▶ _Requirement A_
According to the kvm-fuzz page, how many threads does the fuzzer use by default?

====== Source document ======

The goal is to emulate and fuzz x86_64 binaries using KVM. The original idea was simply running userspace code inside the virtual machine, generating a VM exit when it called a syscall, which was then satisfied by the hypervisor. However, performance was bad when there were a significant amount of syscalls because VM exits are very expensive. In order to solve this, syscalls are now handled in the kernel inside the VM, so the only VM exit is at the end of each run.
Code coverage is achieved either using breakpoint-based coverage (something like mesos but much smaller), or using Intel Processor Trace. Intel PT is implemented using KVM-PT, a modified linux kernel used by kAFL which allows tracing virtual CPUs (you can see the paper here). Packet decoding is done using libxdc, also released by Sergej (@ms_s3c) and Cornelius (@is_eqv).
kvm-fuzz: fuzz x86_64 closed-source applications with hardware acceleration
Usage:
kvm-fuzz [ options ] -- /path/to/fuzzed_binary [ args ]
Available options:
--minimize-corpus Set corpus minimization mode
--minimize-crashes Set crashes minimization mode
-j, --jobs arg Number of threads to use (default: 8)
-m, --memory arg Virtual machine memory limit (default: 8M)
-k, --kernel path Kernel path (default: ./kernel/kernel)
-i, --input dir Input folder (initial corpus) (default: ./in)
-o, --output dir Output folder (corpus, crashes, etc) (default: ./out)
-f, --file path Memory loaded files for the target. Set once for
each file, or as a list: -f file1,file2
-b, --basic-blocks path Path to file containing a list of basic blocks for
code coverage. Default value is
basic_blocks_<BinaryMD5Hash>.txt
-s, --single-input path Path to single input file. A single run will be
performed with this input.

====== Records shown ======

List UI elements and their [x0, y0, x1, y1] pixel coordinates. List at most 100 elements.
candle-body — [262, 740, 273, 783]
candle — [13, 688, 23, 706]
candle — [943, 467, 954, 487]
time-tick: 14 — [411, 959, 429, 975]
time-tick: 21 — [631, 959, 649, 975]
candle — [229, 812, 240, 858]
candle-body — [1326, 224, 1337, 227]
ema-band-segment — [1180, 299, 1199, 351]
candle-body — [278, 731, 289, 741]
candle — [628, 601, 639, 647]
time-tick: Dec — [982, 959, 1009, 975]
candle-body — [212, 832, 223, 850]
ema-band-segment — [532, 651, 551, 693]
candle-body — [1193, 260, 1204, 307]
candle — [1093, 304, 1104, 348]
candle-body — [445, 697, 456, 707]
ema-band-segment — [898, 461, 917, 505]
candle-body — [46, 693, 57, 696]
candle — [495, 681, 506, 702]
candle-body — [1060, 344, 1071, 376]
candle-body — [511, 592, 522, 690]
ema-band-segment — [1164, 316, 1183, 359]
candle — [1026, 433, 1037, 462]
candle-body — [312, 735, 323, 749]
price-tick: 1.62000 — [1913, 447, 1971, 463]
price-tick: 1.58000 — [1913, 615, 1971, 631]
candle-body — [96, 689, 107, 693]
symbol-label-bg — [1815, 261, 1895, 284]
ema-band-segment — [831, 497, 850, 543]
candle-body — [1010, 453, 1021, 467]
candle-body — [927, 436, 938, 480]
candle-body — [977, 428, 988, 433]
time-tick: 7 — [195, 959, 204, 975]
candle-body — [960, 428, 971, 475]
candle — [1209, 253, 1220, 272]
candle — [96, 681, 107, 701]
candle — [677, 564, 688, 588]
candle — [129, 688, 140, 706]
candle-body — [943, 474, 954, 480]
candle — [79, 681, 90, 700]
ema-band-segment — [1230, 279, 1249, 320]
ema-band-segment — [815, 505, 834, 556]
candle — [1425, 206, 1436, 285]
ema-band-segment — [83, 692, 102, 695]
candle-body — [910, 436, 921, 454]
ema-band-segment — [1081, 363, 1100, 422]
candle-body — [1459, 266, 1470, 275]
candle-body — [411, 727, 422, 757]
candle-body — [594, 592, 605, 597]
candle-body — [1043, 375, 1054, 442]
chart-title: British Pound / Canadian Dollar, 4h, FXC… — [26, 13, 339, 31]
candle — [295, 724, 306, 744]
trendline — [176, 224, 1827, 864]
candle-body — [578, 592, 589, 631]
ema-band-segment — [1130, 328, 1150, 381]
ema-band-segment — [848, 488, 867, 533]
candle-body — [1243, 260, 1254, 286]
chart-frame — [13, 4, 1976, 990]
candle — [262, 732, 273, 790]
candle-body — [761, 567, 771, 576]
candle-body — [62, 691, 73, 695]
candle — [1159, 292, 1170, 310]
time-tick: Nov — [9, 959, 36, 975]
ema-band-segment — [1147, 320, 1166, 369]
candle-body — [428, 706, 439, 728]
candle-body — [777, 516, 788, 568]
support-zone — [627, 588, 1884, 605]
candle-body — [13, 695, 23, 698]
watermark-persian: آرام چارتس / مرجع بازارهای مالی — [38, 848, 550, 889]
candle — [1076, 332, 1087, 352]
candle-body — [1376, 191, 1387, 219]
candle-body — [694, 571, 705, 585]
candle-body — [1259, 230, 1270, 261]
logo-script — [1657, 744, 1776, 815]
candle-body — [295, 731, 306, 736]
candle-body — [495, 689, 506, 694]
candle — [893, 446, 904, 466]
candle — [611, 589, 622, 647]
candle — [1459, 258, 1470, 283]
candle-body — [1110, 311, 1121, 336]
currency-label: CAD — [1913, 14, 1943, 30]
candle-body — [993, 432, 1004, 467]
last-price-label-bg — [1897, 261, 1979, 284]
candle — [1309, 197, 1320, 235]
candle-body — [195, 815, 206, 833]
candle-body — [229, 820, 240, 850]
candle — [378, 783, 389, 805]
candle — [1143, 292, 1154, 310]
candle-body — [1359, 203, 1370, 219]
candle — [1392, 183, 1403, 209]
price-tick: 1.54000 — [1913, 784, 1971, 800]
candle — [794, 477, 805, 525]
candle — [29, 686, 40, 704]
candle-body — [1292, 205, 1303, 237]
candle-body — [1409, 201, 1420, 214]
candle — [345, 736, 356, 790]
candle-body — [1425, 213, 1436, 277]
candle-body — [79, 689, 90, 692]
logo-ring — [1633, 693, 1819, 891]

======

▶ _Requirement B_
Quote the rows word for word, starting with the first row and ending with the line containing "candle-body — [960, 428, 971, 475]".

▶ _Final answer A_
8

▶ _Final answer B_
List UI elements and their [x0, y0, x1, y1] pixel coordinates. List at most 100 elements.
candle-body — [262, 740, 273, 783]
candle — [13, 688, 23, 706]
candle — [943, 467, 954, 487]
time-tick: 14 — [411, 959, 429, 975]
time-tick: 21 — [631, 959, 649, 975]
candle — [229, 812, 240, 858]
candle-body — [1326, 224, 1337, 227]
ema-band-segment — [1180, 299, 1199, 351]
candle-body — [278, 731, 289, 741]
candle — [628, 601, 639, 647]
time-tick: Dec — [982, 959, 1009, 975]
candle-body — [212, 832, 223, 850]
ema-band-segment — [532, 651, 551, 693]
candle-body — [1193, 260, 1204, 307]
candle — [1093, 304, 1104, 348]
candle-body — [445, 697, 456, 707]
ema-band-segment — [898, 461, 917, 505]
candle-body — [46, 693, 57, 696]
candle — [495, 681, 506, 702]
candle-body — [1060, 344, 1071, 376]
candle-body — [511, 592, 522, 690]
ema-band-segment — [1164, 316, 1183, 359]
candle — [1026, 433, 1037, 462]
candle-body — [312, 735, 323, 749]
price-tick: 1.62000 — [1913, 447, 1971, 463]
price-tick: 1.58000 — [1913, 615, 1971, 631]
candle-body — [96, 689, 107, 693]
symbol-label-bg — [1815, 261, 1895, 284]
ema-band-segment — [831, 497, 850, 543]
candle-body — [1010, 453, 1021, 467]
candle-body — [927, 436, 938, 480]
candle-body — [977, 428, 988, 433]
time-tick: 7 — [195, 959, 204, 975]
candle-body — [960, 428, 971, 475]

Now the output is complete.